Objective. Across the data below, how many lines hold "retailers"? Answer with that number and nothing else.

>> START

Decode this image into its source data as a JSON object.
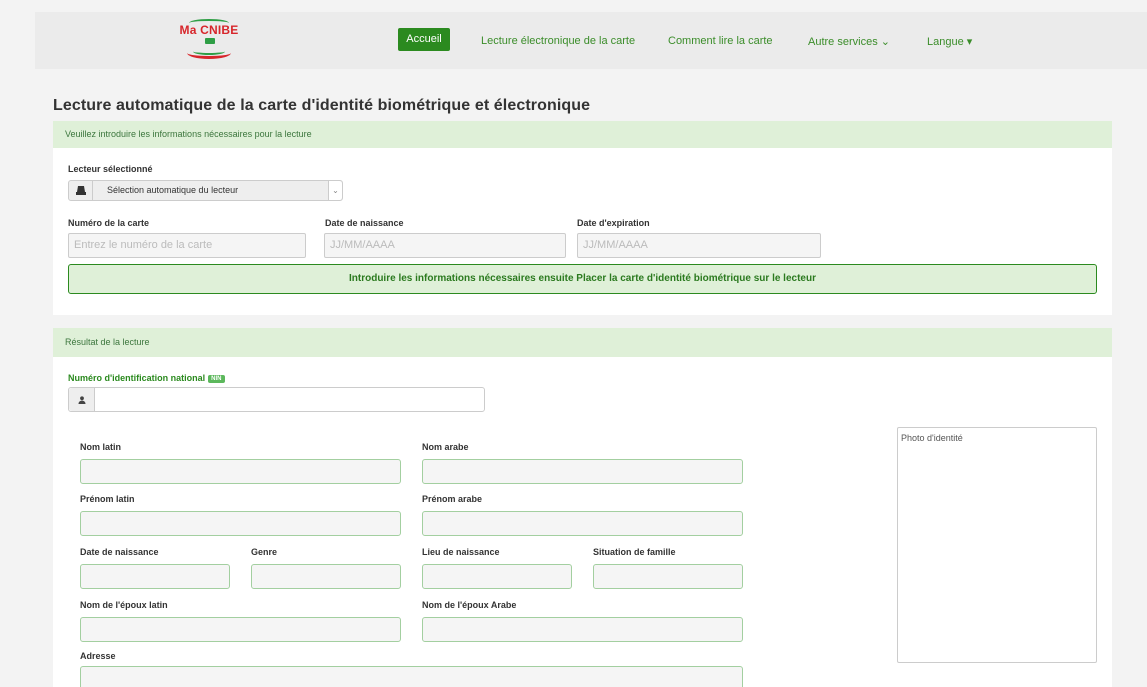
{
  "nav": {
    "logo_text": "Ma CNIBE",
    "items": [
      {
        "label": "Accueil",
        "active": true
      },
      {
        "label": "Lecture électronique de la carte"
      },
      {
        "label": "Comment lire la carte"
      },
      {
        "label": "Autre services ⌄"
      },
      {
        "label": "Langue ▾"
      }
    ]
  },
  "page_title": "Lecture automatique de la carte d'identité biométrique et électronique",
  "input_panel": {
    "heading": "Veuillez introduire les informations nécessaires pour la lecture",
    "reader_label": "Lecteur sélectionné",
    "reader_value": "Sélection automatique du lecteur",
    "card_number_label": "Numéro de la carte",
    "card_number_placeholder": "Entrez le numéro de la carte",
    "birth_date_label": "Date de naissance",
    "birth_date_placeholder": "JJ/MM/AAAA",
    "expiry_date_label": "Date d'expiration",
    "expiry_date_placeholder": "JJ/MM/AAAA",
    "alert_text": "Introduire les informations nécessaires ensuite Placer la carte d'identité biométrique sur le lecteur"
  },
  "result_panel": {
    "heading": "Résultat de la lecture",
    "nin_label": "Numéro d'identification national",
    "nin_badge": "NIN",
    "nin_value": "",
    "photo_label": "Photo d'identité",
    "fields": {
      "nom_latin": "Nom latin",
      "nom_arabe": "Nom arabe",
      "prenom_latin": "Prénom latin",
      "prenom_arabe": "Prénom arabe",
      "date_naissance": "Date de naissance",
      "genre": "Genre",
      "lieu_naissance": "Lieu de naissance",
      "situation_famille": "Situation de famille",
      "epoux_latin": "Nom de l'époux latin",
      "epoux_arabe": "Nom de l'époux Arabe",
      "adresse": "Adresse"
    }
  },
  "colors": {
    "brand_green": "#2b8a1f",
    "panel_head_bg": "#dff0d8",
    "logo_red": "#d7262b"
  }
}
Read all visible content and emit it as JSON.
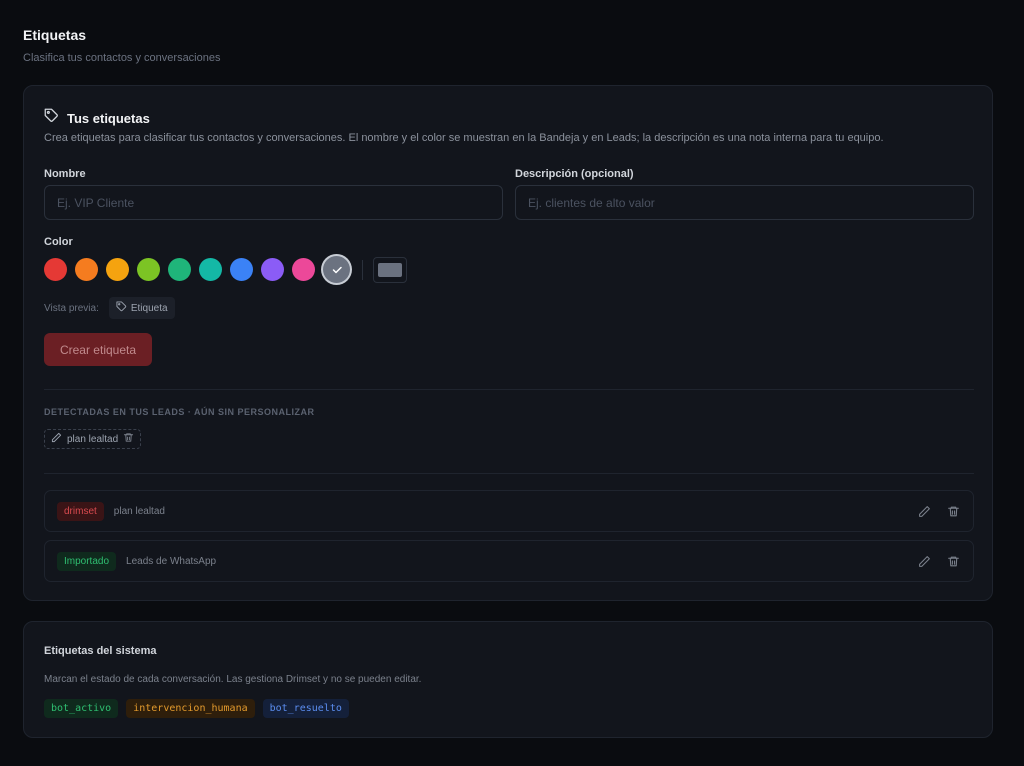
{
  "header": {
    "title": "Etiquetas",
    "subtitle": "Clasifica tus contactos y conversaciones"
  },
  "tags_card": {
    "icon": "tag-icon",
    "title": "Tus etiquetas",
    "description": "Crea etiquetas para clasificar tus contactos y conversaciones. El nombre y el color se muestran en la Bandeja y en Leads; la descripción es una nota interna para tu equipo.",
    "name_label": "Nombre",
    "name_placeholder": "Ej. VIP Cliente",
    "name_value": "",
    "desc_label": "Descripción (opcional)",
    "desc_placeholder": "Ej. clientes de alto valor",
    "desc_value": "",
    "color_label": "Color",
    "colors": [
      "#e53935",
      "#f57c1f",
      "#f5a30f",
      "#7cc424",
      "#1fb57a",
      "#14b8a6",
      "#3b82f6",
      "#8b5cf6",
      "#ec4899",
      "#6b7280"
    ],
    "selected_color": "#6b7280",
    "preview_label": "Vista previa:",
    "preview_chip": "Etiqueta",
    "create_button": "Crear etiqueta",
    "detected_title": "DETECTADAS EN TUS LEADS · AÚN SIN PERSONALIZAR",
    "detected": [
      {
        "label": "plan lealtad"
      }
    ],
    "tags": [
      {
        "name": "drimset",
        "desc": "plan lealtad",
        "color": "red"
      },
      {
        "name": "Importado",
        "desc": "Leads de WhatsApp",
        "color": "green"
      }
    ]
  },
  "system_card": {
    "title": "Etiquetas del sistema",
    "description": "Marcan el estado de cada conversación. Las gestiona Drimset y no se pueden editar.",
    "tags": [
      {
        "label": "bot_activo",
        "color": "green"
      },
      {
        "label": "intervencion_humana",
        "color": "orange"
      },
      {
        "label": "bot_resuelto",
        "color": "blue"
      }
    ]
  }
}
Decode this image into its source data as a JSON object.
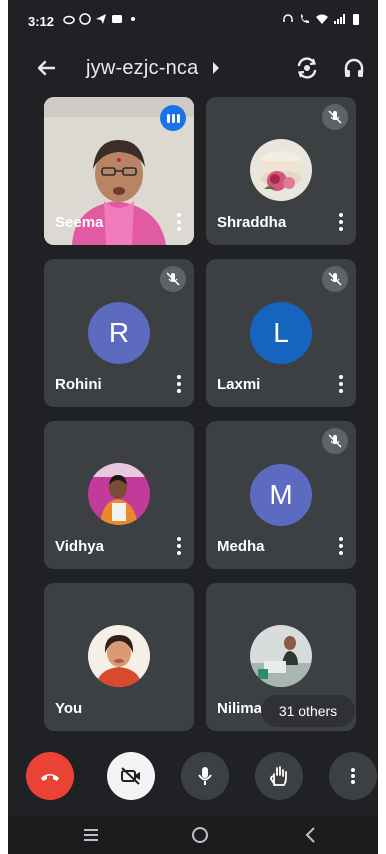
{
  "status_bar": {
    "time": "3:12"
  },
  "meeting": {
    "code": "jyw-ezjc-nca"
  },
  "participants": [
    {
      "name": "Seema",
      "type": "video",
      "speaking": true
    },
    {
      "name": "Shraddha",
      "type": "photo",
      "muted": true
    },
    {
      "name": "Rohini",
      "type": "letter",
      "initial": "R",
      "color": "#5c6bc0",
      "muted": true
    },
    {
      "name": "Laxmi",
      "type": "letter",
      "initial": "L",
      "color": "#1565c0",
      "muted": true
    },
    {
      "name": "Vidhya",
      "type": "photo",
      "muted": false
    },
    {
      "name": "Medha",
      "type": "letter",
      "initial": "M",
      "color": "#5c6bc0",
      "muted": true
    },
    {
      "name": "You",
      "type": "photo",
      "muted": false
    },
    {
      "name": "Nilima",
      "type": "photo",
      "muted": false
    }
  ],
  "others_badge": "31 others",
  "colors": {
    "background": "#202124",
    "tile": "#3c4043",
    "end_call": "#ea4335",
    "speaking": "#1a73e8"
  },
  "icons": {
    "back": "arrow-left-icon",
    "switch_camera": "switch-camera-icon",
    "audio_output": "headphones-icon",
    "end_call": "phone-hangup-icon",
    "camera": "camera-off-icon",
    "mic": "microphone-icon",
    "raise_hand": "hand-icon",
    "more": "more-vert-icon"
  }
}
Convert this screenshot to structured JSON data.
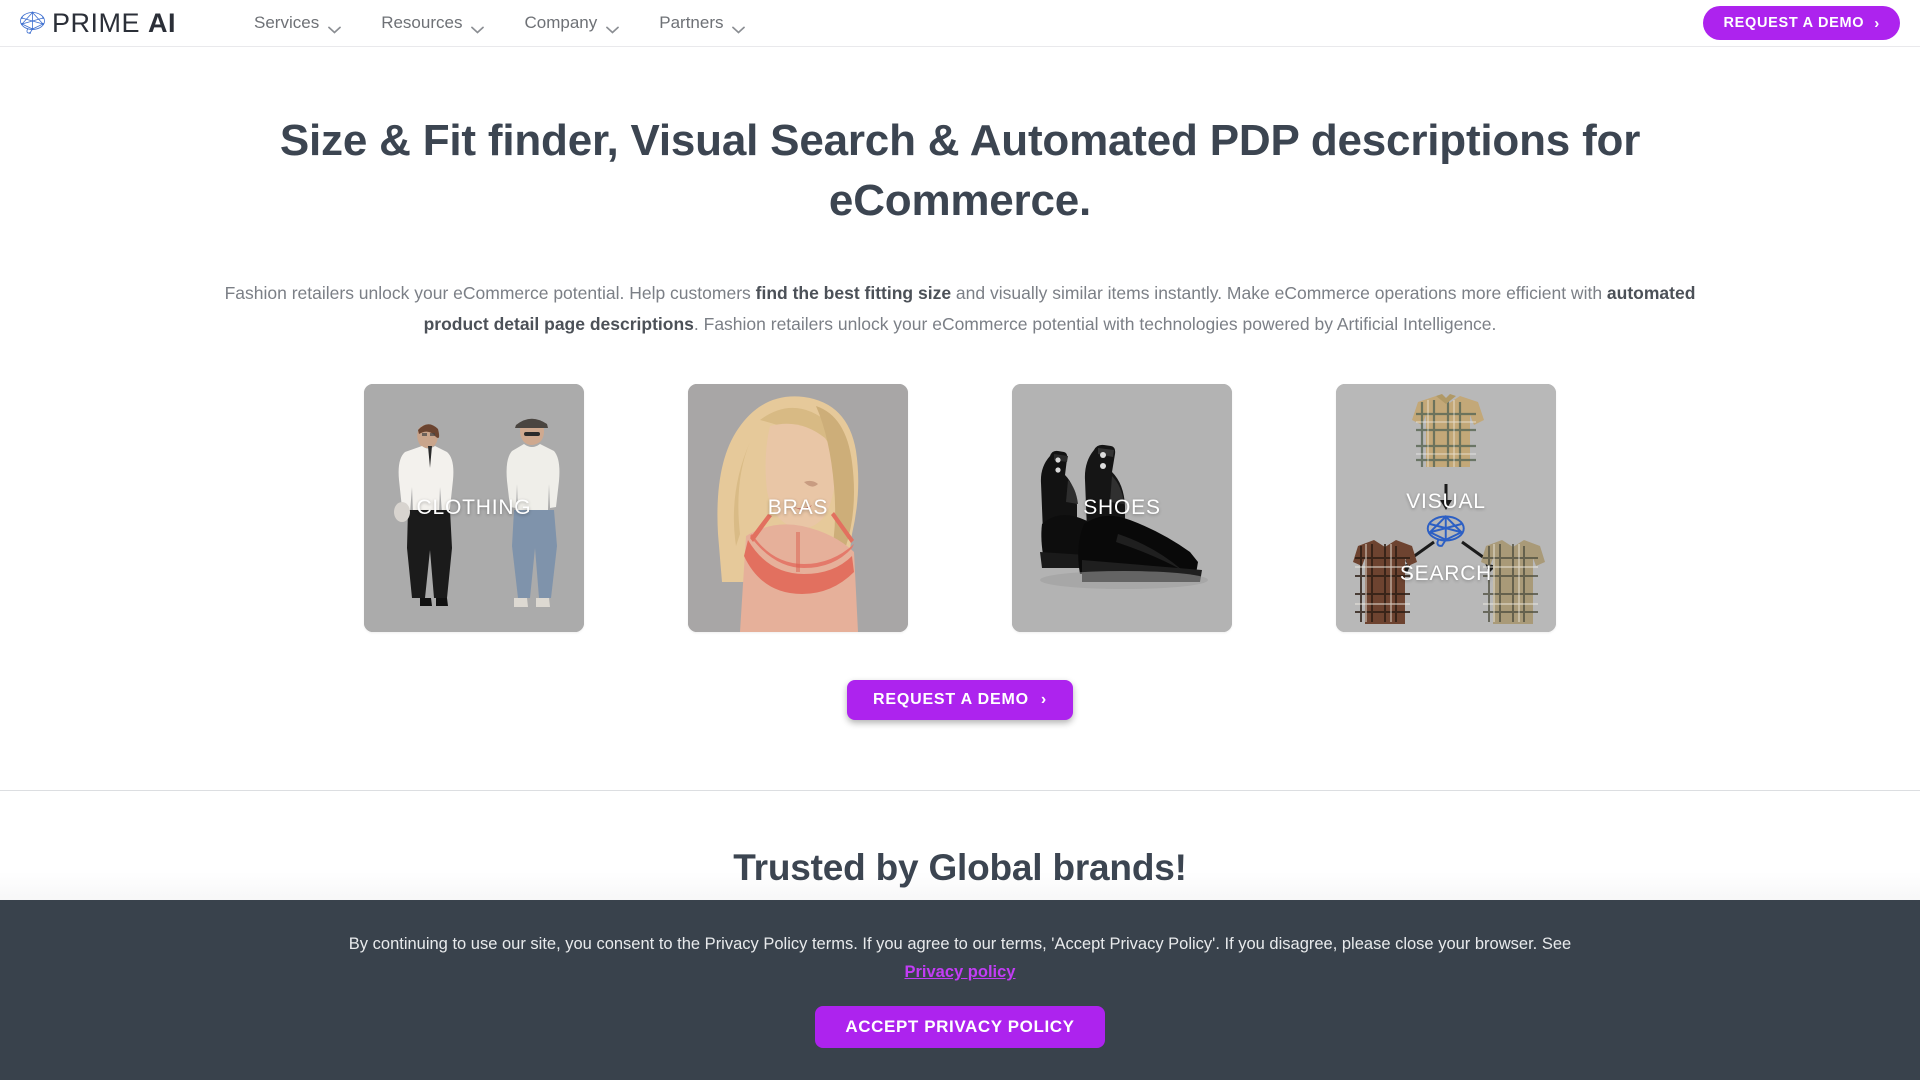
{
  "brand": {
    "logo_text_light": "PRIME ",
    "logo_text_bold": "AI",
    "accent_color": "#ad23ee",
    "heading_color": "#3c4551",
    "banner_bg": "#39424c"
  },
  "header": {
    "nav": [
      {
        "label": "Services",
        "icon": "chevron-down-icon"
      },
      {
        "label": "Resources",
        "icon": "chevron-down-icon"
      },
      {
        "label": "Company",
        "icon": "chevron-down-icon"
      },
      {
        "label": "Partners",
        "icon": "chevron-down-icon"
      }
    ],
    "cta_label": "REQUEST A DEMO",
    "cta_arrow": "›"
  },
  "hero": {
    "headline": "Size & Fit finder, Visual Search & Automated PDP descriptions for eCommerce.",
    "paragraph": {
      "p1": "Fashion retailers unlock your eCommerce potential. Help customers ",
      "b1": "find the best fitting size",
      "p2": " and visually similar items instantly. Make eCommerce operations more efficient with ",
      "b2": "automated product detail page descriptions",
      "p3": ". Fashion retailers unlock your eCommerce potential with technologies powered by Artificial Intelligence."
    },
    "cards": [
      {
        "label": "CLOTHING",
        "name": "card-clothing"
      },
      {
        "label": "BRAS",
        "name": "card-bras"
      },
      {
        "label": "SHOES",
        "name": "card-shoes"
      },
      {
        "label": "VISUAL",
        "label2": "SEARCH",
        "name": "card-visual-search"
      }
    ],
    "cta_label": "REQUEST A DEMO",
    "cta_arrow": "›"
  },
  "trusted": {
    "heading": "Trusted by Global brands!"
  },
  "cookie": {
    "text": "By continuing to use our site, you consent to the Privacy Policy terms. If you agree to our terms, 'Accept Privacy Policy'. If you disagree, please close your browser. See",
    "link_label": "Privacy policy",
    "button_label": "ACCEPT PRIVACY POLICY"
  }
}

>> END

Worked solution. 2